##### INPUT ROWS #####
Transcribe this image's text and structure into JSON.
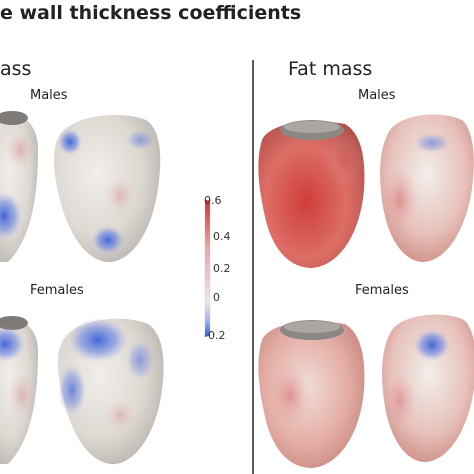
{
  "figure": {
    "title": "e wall thickness coefficients",
    "left_panel": {
      "heading": "ass",
      "row_top_label": "Males",
      "row_bottom_label": "Females"
    },
    "right_panel": {
      "heading": "Fat mass",
      "row_top_label": "Males",
      "row_bottom_label": "Females"
    }
  },
  "colorbar": {
    "ticks": [
      "0.6",
      "0.4",
      "0.2",
      "0",
      "-0.2"
    ],
    "range": [
      -0.2,
      0.6
    ],
    "colors": {
      "low": "#3a5fd8",
      "mid": "#e9e6e2",
      "high": "#c8323e"
    }
  },
  "colors": {
    "heart_neutral": "#dcd7d2",
    "heart_warm": "#d9564f",
    "heart_cool": "#5570e0",
    "divider": "#5a5a5a"
  }
}
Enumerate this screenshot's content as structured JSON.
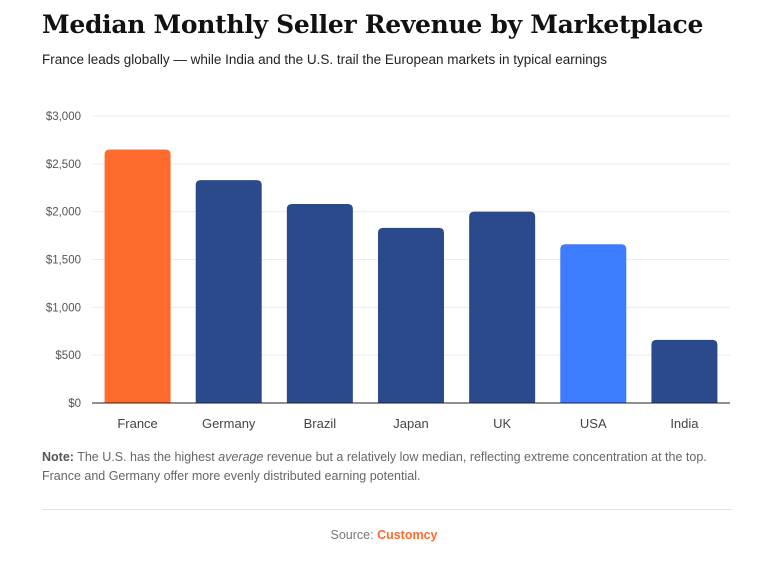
{
  "header": {
    "title": "Median Monthly Seller Revenue by Marketplace",
    "subtitle": "France leads globally — while India and the U.S. trail the European markets in typical earnings"
  },
  "chart_data": {
    "type": "bar",
    "categories": [
      "France",
      "Germany",
      "Brazil",
      "Japan",
      "UK",
      "USA",
      "India"
    ],
    "values": [
      2650,
      2330,
      2080,
      1830,
      2000,
      1660,
      660
    ],
    "colors": [
      "#ff6b2c",
      "#2b4a8b",
      "#2b4a8b",
      "#2b4a8b",
      "#2b4a8b",
      "#3d7bff",
      "#2b4a8b"
    ],
    "ylim": [
      0,
      3000
    ],
    "yticks": [
      0,
      500,
      1000,
      1500,
      2000,
      2500,
      3000
    ],
    "ytick_labels": [
      "$0",
      "$500",
      "$1,000",
      "$1,500",
      "$2,000",
      "$2,500",
      "$3,000"
    ],
    "grid": true
  },
  "note": {
    "label": "Note:",
    "text_before": " The U.S. has the highest ",
    "emphasis": "average",
    "text_after": " revenue but a relatively low median, reflecting extreme concentration at the top. France and Germany offer more evenly distributed earning potential."
  },
  "source": {
    "label": "Source: ",
    "name": "Customcy"
  }
}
#####
WHAT IS ASKED: Out of the material above, select every line that holds the string "Germany".

SOLUTION BELOW:
      "Germany",
    "text_after": " revenue but a relatively low median, reflecting extreme concentration at the top. France and Germany offer more evenly distributed earning potential."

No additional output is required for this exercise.